_WHAT IS NEEDED_. Gather up all lines that carry the word "ffffff".

_SUPPLIED DATA_.

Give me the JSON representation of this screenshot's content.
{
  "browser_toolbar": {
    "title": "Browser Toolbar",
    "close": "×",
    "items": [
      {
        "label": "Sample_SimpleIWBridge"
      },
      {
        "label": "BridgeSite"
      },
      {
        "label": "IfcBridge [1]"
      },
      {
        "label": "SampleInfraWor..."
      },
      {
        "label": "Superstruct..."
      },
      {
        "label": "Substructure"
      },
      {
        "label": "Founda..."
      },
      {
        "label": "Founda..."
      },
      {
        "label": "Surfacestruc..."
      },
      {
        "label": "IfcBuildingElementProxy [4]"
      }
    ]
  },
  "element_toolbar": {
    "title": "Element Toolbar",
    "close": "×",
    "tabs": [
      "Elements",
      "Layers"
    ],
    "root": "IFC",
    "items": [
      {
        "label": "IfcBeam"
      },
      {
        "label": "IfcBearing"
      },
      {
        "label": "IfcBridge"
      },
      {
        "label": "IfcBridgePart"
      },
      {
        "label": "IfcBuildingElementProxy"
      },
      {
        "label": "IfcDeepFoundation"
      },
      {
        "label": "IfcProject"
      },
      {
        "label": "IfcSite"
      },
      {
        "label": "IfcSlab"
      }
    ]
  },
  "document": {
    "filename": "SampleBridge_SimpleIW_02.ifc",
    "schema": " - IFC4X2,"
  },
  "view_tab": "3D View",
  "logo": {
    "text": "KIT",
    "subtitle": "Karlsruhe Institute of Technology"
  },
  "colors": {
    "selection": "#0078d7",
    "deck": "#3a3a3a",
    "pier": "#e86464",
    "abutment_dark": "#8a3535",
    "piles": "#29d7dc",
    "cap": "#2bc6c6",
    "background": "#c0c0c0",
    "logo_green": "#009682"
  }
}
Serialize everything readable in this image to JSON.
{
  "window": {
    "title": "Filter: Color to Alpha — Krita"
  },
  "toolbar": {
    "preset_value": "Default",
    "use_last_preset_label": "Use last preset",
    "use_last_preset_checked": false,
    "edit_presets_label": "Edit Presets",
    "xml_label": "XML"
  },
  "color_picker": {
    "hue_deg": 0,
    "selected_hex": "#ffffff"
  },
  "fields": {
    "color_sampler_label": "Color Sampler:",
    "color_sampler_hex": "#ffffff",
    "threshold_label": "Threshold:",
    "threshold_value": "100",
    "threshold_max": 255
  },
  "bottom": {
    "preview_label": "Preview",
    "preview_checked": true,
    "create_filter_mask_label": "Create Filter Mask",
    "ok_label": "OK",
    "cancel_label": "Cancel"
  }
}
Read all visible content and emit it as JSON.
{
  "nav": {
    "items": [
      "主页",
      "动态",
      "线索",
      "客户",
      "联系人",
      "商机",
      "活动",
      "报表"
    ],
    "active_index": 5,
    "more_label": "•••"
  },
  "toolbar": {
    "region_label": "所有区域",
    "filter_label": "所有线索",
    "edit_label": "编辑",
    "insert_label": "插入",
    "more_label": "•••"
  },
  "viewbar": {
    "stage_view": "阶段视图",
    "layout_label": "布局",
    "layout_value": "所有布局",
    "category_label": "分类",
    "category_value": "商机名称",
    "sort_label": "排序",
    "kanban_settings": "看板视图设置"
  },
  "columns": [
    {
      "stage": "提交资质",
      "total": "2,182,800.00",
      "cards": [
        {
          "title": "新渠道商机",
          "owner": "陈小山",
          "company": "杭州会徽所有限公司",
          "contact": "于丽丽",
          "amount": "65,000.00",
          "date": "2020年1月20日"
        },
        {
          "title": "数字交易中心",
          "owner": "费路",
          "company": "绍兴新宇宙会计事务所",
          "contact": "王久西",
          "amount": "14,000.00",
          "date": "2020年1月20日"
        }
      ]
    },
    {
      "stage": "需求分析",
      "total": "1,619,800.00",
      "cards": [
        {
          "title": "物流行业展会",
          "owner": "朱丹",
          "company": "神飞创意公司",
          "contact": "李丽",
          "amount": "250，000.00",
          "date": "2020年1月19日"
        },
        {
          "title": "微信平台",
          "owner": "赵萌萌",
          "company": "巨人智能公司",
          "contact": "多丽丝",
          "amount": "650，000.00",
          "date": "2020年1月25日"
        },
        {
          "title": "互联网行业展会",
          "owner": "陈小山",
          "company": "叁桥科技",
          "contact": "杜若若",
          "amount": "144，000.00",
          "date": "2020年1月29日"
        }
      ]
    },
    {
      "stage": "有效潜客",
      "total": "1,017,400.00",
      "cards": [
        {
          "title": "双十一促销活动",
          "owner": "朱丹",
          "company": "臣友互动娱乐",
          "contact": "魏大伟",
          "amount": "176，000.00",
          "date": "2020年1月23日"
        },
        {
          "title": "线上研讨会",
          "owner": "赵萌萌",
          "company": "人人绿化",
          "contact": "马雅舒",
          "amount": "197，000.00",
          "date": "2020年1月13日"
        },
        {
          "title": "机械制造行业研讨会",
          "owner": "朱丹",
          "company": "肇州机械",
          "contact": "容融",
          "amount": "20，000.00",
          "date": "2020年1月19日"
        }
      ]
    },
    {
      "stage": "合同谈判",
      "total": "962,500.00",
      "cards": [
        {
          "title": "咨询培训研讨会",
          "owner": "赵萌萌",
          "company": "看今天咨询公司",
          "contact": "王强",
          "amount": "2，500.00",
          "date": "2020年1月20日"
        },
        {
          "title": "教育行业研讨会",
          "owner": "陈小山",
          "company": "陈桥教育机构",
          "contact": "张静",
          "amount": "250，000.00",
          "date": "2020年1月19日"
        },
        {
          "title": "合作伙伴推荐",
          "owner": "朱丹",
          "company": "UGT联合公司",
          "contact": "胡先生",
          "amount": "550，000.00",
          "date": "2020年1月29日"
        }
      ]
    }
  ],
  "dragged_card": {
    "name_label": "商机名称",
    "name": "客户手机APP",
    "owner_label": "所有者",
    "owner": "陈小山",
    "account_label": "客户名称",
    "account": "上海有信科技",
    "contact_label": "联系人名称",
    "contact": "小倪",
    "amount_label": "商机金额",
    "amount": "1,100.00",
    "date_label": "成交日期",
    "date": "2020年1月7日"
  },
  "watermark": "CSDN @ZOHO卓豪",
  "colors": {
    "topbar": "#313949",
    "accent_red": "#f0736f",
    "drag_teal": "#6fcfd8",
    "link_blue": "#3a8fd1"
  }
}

_SOLUTION FOR THIS PROBLEM_.
    "selected_hex": "#ffffff"
    "color_sampler_hex": "#ffffff",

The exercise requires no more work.